Data records
------------

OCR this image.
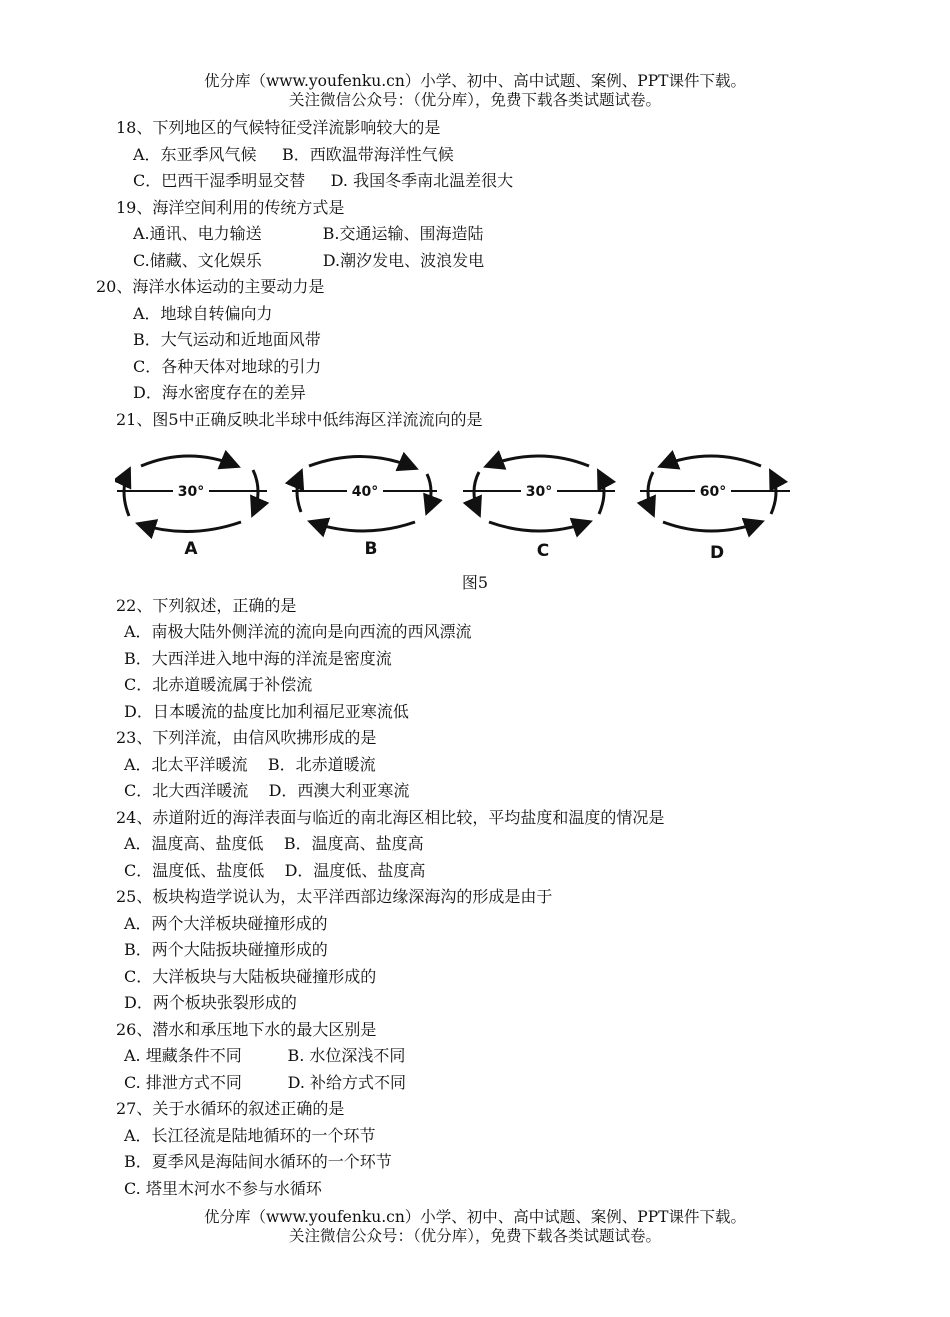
优分库（www.youfenku.cn）小学、初中、高中试题、案例、PPT课件下载。
关注微信公众号：（优分库），免费下载各类试题试卷。
18、下列地区的气候特征受洋流影响较大的是
A．东亚季风气候     B．西欧温带海洋性气候
C．巴西干湿季明显交替     D. 我国冬季南北温差很大
19、海洋空间利用的传统方式是
A.通讯、电力输送            B.交通运输、围海造陆
C.储藏、文化娱乐            D.潮汐发电、波浪发电
20、海洋水体运动的主要动力是
A．地球自转偏向力
B．大气运动和近地面风带
C．各种天体对地球的引力
D．海水密度存在的差异
21、图5中正确反映北半球中低纬海区洋流流向的是
30°	40°	30°	60°
A	B	C	D
图5
22、下列叙述，正确的是
A．南极大陆外侧洋流的流向是向西流的西风漂流
B．大西洋进入地中海的洋流是密度流
C．北赤道暖流属于补偿流
D．日本暖流的盐度比加利福尼亚寒流低
23、下列洋流，由信风吹拂形成的是
A．北太平洋暖流    B．北赤道暖流
C．北大西洋暖流    D．西澳大利亚寒流
24、赤道附近的海洋表面与临近的南北海区相比较，平均盐度和温度的情况是
A．温度高、盐度低    B．温度高、盐度高
C．温度低、盐度低    D．温度低、盐度高
25、板块构造学说认为，太平洋西部边缘深海沟的形成是由于
A．两个大洋板块碰撞形成的
B．两个大陆扳块碰撞形成的
C．大洋板块与大陆板块碰撞形成的
D．两个板块张裂形成的
26、潜水和承压地下水的最大区别是
A. 埋藏条件不同         B. 水位深浅不同
C. 排泄方式不同         D. 补给方式不同
27、关于水循环的叙述正确的是
A．长江径流是陆地循环的一个环节
B．夏季风是海陆间水循环的一个环节
C. 塔里木河水不参与水循环
优分库（www.youfenku.cn）小学、初中、高中试题、案例、PPT课件下载。
关注微信公众号：（优分库），免费下载各类试题试卷。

------------

• **Goal**
Repeat the listing in full and exactly. Leave any pictures out.

• **The response**
OCR this image.
优分库（www.youfenku.cn）小学、初中、高中试题、案例、PPT课件下载。
关注微信公众号：（优分库），免费下载各类试题试卷。
18、下列地区的气候特征受洋流影响较大的是
A．东亚季风气候     B．西欧温带海洋性气候
C．巴西干湿季明显交替     D. 我国冬季南北温差很大
19、海洋空间利用的传统方式是
A.通讯、电力输送            B.交通运输、围海造陆
C.储藏、文化娱乐            D.潮汐发电、波浪发电
20、海洋水体运动的主要动力是
A．地球自转偏向力
B．大气运动和近地面风带
C．各种天体对地球的引力
D．海水密度存在的差异
21、图5中正确反映北半球中低纬海区洋流流向的是
30°	40°	30°	60°
A	B	C	D
图5
22、下列叙述，正确的是
A．南极大陆外侧洋流的流向是向西流的西风漂流
B．大西洋进入地中海的洋流是密度流
C．北赤道暖流属于补偿流
D．日本暖流的盐度比加利福尼亚寒流低
23、下列洋流，由信风吹拂形成的是
A．北太平洋暖流    B．北赤道暖流
C．北大西洋暖流    D．西澳大利亚寒流
24、赤道附近的海洋表面与临近的南北海区相比较，平均盐度和温度的情况是
A．温度高、盐度低    B．温度高、盐度高
C．温度低、盐度低    D．温度低、盐度高
25、板块构造学说认为，太平洋西部边缘深海沟的形成是由于
A．两个大洋板块碰撞形成的
B．两个大陆扳块碰撞形成的
C．大洋板块与大陆板块碰撞形成的
D．两个板块张裂形成的
26、潜水和承压地下水的最大区别是
A. 埋藏条件不同         B. 水位深浅不同
C. 排泄方式不同         D. 补给方式不同
27、关于水循环的叙述正确的是
A．长江径流是陆地循环的一个环节
B．夏季风是海陆间水循环的一个环节
C. 塔里木河水不参与水循环
优分库（www.youfenku.cn）小学、初中、高中试题、案例、PPT课件下载。
关注微信公众号：（优分库），免费下载各类试题试卷。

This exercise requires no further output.